Problem description> Write out the whole listing again, exactly as given.

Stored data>
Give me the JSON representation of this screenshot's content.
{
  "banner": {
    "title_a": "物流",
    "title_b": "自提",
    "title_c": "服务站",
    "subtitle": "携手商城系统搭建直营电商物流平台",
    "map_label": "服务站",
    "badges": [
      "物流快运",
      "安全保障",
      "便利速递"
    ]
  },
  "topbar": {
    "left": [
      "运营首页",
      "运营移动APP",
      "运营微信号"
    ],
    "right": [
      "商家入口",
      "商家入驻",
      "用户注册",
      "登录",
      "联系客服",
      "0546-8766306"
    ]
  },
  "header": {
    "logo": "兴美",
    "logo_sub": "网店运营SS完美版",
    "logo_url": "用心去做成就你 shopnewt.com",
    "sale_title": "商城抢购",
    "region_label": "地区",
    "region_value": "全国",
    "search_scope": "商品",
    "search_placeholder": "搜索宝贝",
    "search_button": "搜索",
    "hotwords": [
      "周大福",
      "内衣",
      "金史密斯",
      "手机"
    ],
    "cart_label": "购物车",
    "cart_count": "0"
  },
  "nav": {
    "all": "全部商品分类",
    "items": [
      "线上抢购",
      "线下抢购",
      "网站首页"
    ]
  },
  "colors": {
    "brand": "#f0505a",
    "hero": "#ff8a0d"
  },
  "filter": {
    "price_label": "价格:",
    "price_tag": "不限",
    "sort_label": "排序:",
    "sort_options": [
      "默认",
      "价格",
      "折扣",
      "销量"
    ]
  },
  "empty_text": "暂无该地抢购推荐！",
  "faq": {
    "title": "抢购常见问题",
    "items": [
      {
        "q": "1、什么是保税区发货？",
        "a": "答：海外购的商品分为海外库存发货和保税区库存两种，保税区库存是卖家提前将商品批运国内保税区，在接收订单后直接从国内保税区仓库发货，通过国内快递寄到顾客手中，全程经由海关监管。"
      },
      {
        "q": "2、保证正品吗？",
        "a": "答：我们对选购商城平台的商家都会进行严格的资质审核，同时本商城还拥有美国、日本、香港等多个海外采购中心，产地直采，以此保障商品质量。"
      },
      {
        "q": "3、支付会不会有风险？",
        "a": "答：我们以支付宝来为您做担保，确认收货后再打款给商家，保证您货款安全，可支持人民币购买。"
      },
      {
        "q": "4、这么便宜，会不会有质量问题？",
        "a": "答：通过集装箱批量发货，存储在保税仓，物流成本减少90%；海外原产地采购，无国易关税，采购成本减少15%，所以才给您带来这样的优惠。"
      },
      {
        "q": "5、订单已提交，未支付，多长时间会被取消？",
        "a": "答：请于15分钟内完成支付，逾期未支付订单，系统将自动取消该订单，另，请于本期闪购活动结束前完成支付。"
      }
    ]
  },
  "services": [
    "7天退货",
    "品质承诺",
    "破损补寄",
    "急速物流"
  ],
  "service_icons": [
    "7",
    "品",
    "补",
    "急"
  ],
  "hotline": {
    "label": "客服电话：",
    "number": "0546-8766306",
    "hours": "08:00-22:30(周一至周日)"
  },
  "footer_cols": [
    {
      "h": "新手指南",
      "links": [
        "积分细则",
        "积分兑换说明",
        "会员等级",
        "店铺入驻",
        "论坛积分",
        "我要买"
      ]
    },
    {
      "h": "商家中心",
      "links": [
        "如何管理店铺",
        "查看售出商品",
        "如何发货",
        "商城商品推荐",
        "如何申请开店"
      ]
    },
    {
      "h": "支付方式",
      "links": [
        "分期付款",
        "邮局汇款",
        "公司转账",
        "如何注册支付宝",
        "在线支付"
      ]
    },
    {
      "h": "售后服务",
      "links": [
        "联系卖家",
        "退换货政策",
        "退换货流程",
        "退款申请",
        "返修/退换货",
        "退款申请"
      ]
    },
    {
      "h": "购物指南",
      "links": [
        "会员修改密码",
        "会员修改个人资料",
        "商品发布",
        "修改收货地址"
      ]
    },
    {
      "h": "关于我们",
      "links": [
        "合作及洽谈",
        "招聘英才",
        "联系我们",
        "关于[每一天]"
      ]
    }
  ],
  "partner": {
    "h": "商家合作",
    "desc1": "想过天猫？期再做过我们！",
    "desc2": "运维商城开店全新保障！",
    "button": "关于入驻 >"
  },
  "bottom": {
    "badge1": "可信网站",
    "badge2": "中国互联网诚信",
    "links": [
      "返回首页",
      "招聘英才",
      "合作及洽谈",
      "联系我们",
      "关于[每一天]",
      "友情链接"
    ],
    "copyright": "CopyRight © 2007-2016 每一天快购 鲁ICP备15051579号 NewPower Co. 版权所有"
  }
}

Solution>
Give me the JSON representation of this screenshot's content.
{
  "banner": {
    "title_a": "物流",
    "title_b": "自提",
    "title_c": "服务站",
    "subtitle": "携手商城系统搭建直营电商物流平台",
    "map_label": "服务站",
    "badges": [
      "物流快运",
      "安全保障",
      "便利速递"
    ]
  },
  "topbar": {
    "left": [
      "运营首页",
      "运营移动APP",
      "运营微信号"
    ],
    "right": [
      "商家入口",
      "商家入驻",
      "用户注册",
      "登录",
      "联系客服",
      "0546-8766306"
    ]
  },
  "header": {
    "logo": "兴美",
    "logo_sub": "网店运营SS完美版",
    "logo_url": "用心去做成就你 shopnewt.com",
    "sale_title": "商城抢购",
    "region_label": "地区",
    "region_value": "全国",
    "search_scope": "商品",
    "search_placeholder": "搜索宝贝",
    "search_button": "搜索",
    "hotwords": [
      "周大福",
      "内衣",
      "金史密斯",
      "手机"
    ],
    "cart_label": "购物车",
    "cart_count": "0"
  },
  "nav": {
    "all": "全部商品分类",
    "items": [
      "线上抢购",
      "线下抢购",
      "网站首页"
    ]
  },
  "colors": {
    "brand": "#f0505a",
    "hero": "#ff8a0d"
  },
  "filter": {
    "price_label": "价格:",
    "price_tag": "不限",
    "sort_label": "排序:",
    "sort_options": [
      "默认",
      "价格",
      "折扣",
      "销量"
    ]
  },
  "empty_text": "暂无该地抢购推荐！",
  "faq": {
    "title": "抢购常见问题",
    "items": [
      {
        "q": "1、什么是保税区发货？",
        "a": "答：海外购的商品分为海外库存发货和保税区库存两种，保税区库存是卖家提前将商品批运国内保税区，在接收订单后直接从国内保税区仓库发货，通过国内快递寄到顾客手中，全程经由海关监管。"
      },
      {
        "q": "2、保证正品吗？",
        "a": "答：我们对选购商城平台的商家都会进行严格的资质审核，同时本商城还拥有美国、日本、香港等多个海外采购中心，产地直采，以此保障商品质量。"
      },
      {
        "q": "3、支付会不会有风险？",
        "a": "答：我们以支付宝来为您做担保，确认收货后再打款给商家，保证您货款安全，可支持人民币购买。"
      },
      {
        "q": "4、这么便宜，会不会有质量问题？",
        "a": "答：通过集装箱批量发货，存储在保税仓，物流成本减少90%；海外原产地采购，无国易关税，采购成本减少15%，所以才给您带来这样的优惠。"
      },
      {
        "q": "5、订单已提交，未支付，多长时间会被取消？",
        "a": "答：请于15分钟内完成支付，逾期未支付订单，系统将自动取消该订单，另，请于本期闪购活动结束前完成支付。"
      }
    ]
  },
  "services": [
    "7天退货",
    "品质承诺",
    "破损补寄",
    "急速物流"
  ],
  "service_icons": [
    "7",
    "品",
    "补",
    "急"
  ],
  "hotline": {
    "label": "客服电话：",
    "number": "0546-8766306",
    "hours": "08:00-22:30(周一至周日)"
  },
  "footer_cols": [
    {
      "h": "新手指南",
      "links": [
        "积分细则",
        "积分兑换说明",
        "会员等级",
        "店铺入驻",
        "论坛积分",
        "我要买"
      ]
    },
    {
      "h": "商家中心",
      "links": [
        "如何管理店铺",
        "查看售出商品",
        "如何发货",
        "商城商品推荐",
        "如何申请开店"
      ]
    },
    {
      "h": "支付方式",
      "links": [
        "分期付款",
        "邮局汇款",
        "公司转账",
        "如何注册支付宝",
        "在线支付"
      ]
    },
    {
      "h": "售后服务",
      "links": [
        "联系卖家",
        "退换货政策",
        "退换货流程",
        "退款申请",
        "返修/退换货",
        "退款申请"
      ]
    },
    {
      "h": "购物指南",
      "links": [
        "会员修改密码",
        "会员修改个人资料",
        "商品发布",
        "修改收货地址"
      ]
    },
    {
      "h": "关于我们",
      "links": [
        "合作及洽谈",
        "招聘英才",
        "联系我们",
        "关于[每一天]"
      ]
    }
  ],
  "partner": {
    "h": "商家合作",
    "desc1": "想过天猫？期再做过我们！",
    "desc2": "运维商城开店全新保障！",
    "button": "关于入驻 >"
  },
  "bottom": {
    "badge1": "可信网站",
    "badge2": "中国互联网诚信",
    "links": [
      "返回首页",
      "招聘英才",
      "合作及洽谈",
      "联系我们",
      "关于[每一天]",
      "友情链接"
    ],
    "copyright": "CopyRight © 2007-2016 每一天快购 鲁ICP备15051579号 NewPower Co. 版权所有"
  }
}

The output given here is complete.